To be done: Pull every line of the entries that has the word "JSON".

Extracted data entries:
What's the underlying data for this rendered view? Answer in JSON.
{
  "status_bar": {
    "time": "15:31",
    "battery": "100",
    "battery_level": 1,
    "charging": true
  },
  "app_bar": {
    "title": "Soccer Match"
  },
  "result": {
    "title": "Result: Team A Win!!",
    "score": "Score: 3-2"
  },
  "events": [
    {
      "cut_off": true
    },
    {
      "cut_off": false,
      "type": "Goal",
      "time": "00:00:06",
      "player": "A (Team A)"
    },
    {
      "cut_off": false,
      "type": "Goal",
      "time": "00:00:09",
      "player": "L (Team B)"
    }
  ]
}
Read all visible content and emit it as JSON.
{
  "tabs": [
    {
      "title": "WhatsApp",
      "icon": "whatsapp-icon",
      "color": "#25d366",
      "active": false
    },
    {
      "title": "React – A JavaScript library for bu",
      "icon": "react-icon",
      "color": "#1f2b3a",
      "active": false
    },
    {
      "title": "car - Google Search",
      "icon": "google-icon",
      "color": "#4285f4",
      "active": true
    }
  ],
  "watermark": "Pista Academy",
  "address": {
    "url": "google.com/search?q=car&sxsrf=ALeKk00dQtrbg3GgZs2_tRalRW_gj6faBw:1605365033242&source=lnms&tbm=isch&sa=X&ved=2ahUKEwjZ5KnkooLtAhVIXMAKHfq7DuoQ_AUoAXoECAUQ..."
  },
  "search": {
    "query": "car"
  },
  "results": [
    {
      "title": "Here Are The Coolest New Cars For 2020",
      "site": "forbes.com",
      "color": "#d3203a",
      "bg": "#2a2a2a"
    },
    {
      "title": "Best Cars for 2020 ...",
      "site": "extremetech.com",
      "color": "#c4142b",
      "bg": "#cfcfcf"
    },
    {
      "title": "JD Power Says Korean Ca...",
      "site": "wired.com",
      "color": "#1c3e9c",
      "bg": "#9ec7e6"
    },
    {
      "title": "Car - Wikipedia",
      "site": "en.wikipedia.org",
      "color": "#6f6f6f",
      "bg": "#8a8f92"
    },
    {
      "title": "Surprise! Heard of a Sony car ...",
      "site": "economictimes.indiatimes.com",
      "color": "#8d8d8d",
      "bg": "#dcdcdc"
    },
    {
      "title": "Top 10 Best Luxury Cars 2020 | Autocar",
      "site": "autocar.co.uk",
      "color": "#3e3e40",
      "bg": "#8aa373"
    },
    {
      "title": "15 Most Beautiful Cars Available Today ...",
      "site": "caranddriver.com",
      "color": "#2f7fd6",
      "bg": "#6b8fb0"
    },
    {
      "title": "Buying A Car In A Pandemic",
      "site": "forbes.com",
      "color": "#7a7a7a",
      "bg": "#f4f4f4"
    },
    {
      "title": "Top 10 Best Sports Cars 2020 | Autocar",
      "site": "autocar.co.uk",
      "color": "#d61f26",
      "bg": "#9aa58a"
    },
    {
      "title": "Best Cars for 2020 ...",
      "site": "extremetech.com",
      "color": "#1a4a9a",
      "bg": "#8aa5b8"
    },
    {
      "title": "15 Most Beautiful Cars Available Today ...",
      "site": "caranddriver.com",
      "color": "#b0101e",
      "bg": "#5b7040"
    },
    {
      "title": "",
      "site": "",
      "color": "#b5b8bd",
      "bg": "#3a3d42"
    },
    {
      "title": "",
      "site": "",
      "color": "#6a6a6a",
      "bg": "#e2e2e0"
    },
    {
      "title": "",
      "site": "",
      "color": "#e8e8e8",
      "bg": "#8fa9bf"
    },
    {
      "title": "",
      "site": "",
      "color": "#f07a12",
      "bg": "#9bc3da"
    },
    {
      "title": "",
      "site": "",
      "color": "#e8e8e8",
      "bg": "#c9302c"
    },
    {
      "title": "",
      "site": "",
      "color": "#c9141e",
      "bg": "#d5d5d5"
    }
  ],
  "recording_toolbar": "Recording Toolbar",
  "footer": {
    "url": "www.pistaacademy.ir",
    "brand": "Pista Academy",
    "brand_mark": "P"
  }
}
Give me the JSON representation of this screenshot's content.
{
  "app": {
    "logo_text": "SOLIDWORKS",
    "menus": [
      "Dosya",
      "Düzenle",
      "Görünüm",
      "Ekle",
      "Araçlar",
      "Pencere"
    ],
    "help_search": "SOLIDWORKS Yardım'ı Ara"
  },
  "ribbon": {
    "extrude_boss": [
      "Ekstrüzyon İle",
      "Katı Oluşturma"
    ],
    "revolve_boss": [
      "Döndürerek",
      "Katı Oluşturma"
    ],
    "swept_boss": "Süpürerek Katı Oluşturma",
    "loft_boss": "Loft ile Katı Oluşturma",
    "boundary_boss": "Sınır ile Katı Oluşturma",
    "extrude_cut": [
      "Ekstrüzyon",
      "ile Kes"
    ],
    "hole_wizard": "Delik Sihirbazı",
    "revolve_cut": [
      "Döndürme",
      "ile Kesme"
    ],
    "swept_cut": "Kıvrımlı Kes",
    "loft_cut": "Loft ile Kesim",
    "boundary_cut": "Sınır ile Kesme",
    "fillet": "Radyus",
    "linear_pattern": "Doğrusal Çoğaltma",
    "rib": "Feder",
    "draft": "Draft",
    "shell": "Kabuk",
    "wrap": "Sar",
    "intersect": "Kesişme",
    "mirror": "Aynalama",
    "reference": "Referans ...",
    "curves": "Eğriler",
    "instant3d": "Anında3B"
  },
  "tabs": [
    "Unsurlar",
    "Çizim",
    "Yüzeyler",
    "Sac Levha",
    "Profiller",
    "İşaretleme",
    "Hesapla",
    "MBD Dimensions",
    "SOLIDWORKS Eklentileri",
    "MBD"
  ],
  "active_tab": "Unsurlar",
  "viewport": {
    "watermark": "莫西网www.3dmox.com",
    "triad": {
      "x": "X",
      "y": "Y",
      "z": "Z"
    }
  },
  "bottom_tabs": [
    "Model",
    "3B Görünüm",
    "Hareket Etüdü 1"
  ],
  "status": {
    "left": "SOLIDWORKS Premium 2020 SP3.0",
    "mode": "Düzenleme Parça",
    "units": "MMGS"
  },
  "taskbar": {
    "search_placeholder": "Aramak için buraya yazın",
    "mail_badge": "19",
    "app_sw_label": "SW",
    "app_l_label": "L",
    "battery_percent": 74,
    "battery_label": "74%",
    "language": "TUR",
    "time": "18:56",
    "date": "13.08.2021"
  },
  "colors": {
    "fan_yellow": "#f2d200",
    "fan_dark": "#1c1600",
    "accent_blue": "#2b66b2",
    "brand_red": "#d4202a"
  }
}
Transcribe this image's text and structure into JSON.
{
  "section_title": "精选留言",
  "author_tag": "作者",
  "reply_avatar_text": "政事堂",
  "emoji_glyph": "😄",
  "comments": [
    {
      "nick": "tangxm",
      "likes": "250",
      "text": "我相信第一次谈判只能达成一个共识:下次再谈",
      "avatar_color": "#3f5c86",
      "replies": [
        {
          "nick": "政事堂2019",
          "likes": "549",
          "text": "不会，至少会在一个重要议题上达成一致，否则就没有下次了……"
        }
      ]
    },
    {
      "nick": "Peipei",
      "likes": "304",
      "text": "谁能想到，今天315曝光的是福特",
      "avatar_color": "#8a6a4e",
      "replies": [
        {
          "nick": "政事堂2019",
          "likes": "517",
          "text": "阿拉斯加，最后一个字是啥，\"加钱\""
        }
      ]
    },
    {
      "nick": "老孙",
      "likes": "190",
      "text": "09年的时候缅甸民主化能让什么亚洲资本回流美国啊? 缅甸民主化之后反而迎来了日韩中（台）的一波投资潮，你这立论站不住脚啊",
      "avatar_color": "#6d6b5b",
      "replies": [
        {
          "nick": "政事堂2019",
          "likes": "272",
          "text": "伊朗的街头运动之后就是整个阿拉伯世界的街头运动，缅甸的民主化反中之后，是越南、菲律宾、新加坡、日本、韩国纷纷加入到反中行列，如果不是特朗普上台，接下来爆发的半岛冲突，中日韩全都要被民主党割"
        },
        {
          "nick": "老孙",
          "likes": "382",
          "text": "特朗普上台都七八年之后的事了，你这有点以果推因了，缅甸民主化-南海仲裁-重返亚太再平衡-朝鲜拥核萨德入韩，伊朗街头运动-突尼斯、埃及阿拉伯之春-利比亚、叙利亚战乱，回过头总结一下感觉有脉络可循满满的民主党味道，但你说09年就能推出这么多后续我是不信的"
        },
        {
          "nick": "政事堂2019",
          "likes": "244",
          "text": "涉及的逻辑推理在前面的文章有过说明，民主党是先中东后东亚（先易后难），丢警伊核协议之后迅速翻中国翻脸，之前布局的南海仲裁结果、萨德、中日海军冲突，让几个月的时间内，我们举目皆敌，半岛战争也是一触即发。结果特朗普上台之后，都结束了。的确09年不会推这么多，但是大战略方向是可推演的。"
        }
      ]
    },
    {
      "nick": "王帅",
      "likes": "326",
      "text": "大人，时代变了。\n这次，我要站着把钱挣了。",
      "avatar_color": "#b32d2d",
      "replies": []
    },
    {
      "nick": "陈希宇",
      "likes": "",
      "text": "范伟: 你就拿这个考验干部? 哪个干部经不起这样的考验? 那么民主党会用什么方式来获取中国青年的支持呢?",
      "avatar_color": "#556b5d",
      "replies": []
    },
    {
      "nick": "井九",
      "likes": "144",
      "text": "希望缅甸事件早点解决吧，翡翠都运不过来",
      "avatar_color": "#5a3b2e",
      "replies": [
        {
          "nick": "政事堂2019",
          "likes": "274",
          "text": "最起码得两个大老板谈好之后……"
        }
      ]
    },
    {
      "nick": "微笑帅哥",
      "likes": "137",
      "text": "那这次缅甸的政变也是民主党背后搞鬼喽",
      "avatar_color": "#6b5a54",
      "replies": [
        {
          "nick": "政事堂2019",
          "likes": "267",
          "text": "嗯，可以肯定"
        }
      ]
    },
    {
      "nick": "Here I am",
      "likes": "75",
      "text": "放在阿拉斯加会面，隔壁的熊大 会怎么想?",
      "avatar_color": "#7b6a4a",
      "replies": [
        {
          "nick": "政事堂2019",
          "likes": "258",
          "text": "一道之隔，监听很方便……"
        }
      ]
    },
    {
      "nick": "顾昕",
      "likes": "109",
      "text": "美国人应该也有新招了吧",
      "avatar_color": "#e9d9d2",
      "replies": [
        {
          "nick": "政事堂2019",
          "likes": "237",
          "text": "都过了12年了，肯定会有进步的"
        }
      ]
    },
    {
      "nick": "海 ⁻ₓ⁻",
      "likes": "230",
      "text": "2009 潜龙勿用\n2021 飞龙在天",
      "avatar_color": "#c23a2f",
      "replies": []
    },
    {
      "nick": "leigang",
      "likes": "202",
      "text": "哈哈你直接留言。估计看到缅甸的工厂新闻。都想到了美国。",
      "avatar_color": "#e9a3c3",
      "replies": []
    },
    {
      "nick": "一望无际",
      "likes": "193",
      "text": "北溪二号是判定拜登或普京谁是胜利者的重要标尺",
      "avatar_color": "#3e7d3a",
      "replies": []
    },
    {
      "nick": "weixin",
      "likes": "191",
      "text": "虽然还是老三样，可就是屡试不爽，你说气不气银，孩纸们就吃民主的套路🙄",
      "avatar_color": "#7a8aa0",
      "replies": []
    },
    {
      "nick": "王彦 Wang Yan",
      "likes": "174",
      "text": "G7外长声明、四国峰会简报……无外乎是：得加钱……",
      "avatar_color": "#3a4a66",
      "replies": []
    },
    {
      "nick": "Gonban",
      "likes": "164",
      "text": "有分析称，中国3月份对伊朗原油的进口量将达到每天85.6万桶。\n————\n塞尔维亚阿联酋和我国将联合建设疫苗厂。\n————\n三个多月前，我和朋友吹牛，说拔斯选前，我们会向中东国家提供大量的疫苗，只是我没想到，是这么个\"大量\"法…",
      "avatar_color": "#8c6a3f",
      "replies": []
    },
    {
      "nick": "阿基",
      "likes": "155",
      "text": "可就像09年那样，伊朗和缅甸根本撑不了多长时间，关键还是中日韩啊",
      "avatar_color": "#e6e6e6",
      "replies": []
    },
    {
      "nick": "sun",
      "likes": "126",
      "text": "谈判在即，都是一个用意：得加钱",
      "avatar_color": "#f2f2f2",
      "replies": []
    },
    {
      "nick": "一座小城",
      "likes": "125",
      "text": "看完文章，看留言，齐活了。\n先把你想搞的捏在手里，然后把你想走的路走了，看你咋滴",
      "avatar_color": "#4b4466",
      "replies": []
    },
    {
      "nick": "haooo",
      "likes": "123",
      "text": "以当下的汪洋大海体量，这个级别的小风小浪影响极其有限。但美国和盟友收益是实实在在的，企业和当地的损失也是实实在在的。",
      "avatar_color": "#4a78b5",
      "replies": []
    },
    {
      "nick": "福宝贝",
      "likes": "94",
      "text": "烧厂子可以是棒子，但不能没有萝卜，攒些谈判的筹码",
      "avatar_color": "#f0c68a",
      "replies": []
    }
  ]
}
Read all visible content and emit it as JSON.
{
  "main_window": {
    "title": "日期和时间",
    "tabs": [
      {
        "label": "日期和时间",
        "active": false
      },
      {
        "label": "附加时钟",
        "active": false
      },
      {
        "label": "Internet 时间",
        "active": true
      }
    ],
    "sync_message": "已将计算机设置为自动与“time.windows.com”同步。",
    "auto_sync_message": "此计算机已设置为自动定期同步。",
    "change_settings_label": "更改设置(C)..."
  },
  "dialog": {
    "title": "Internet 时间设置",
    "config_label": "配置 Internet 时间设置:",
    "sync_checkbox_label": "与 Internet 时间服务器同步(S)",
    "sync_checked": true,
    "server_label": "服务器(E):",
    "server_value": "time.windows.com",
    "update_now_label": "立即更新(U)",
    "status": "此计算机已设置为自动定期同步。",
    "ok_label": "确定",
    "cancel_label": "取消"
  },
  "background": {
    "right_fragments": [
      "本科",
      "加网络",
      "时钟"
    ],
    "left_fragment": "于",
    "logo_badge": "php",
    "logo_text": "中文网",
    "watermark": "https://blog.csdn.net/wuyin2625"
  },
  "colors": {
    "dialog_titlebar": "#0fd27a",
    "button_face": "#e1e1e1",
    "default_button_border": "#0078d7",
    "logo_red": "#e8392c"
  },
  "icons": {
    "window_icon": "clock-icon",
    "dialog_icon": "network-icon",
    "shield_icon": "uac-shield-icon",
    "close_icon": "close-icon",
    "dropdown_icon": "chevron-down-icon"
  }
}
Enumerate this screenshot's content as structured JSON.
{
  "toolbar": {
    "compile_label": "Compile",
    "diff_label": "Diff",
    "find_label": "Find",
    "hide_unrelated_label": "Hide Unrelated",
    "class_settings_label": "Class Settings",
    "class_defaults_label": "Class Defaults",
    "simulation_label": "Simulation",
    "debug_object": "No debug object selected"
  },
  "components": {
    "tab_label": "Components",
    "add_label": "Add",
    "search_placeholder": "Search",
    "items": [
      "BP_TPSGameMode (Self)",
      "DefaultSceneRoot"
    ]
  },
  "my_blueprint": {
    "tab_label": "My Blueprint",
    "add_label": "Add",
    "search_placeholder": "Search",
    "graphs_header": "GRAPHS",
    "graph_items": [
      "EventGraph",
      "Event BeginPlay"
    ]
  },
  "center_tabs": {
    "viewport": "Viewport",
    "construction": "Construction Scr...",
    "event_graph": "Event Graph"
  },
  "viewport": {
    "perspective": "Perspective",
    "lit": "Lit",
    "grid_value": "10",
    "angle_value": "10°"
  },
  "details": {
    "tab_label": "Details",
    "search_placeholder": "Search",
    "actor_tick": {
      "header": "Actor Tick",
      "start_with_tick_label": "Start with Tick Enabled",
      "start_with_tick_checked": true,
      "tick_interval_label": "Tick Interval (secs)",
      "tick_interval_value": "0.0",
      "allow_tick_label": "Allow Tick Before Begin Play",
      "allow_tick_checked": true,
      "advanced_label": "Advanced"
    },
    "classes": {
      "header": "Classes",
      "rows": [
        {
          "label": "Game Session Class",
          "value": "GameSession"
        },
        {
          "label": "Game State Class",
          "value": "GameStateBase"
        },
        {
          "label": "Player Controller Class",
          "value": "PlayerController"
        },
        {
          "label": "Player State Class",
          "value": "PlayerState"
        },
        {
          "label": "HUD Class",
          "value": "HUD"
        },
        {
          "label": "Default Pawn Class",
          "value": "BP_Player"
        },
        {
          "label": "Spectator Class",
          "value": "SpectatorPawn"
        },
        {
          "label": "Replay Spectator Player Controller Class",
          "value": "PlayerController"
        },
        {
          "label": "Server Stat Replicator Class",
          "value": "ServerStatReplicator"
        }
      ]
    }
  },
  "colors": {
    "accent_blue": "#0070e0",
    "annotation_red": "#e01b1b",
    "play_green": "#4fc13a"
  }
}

Output of the task:
What's the underlying data for this rendered view? Answer in JSON.
Read all visible content and emit it as JSON.
Give me the JSON representation of this screenshot's content.
Transcribe this image's text and structure into JSON.
Read all visible content and emit it as JSON.
Enumerate this screenshot's content as structured JSON.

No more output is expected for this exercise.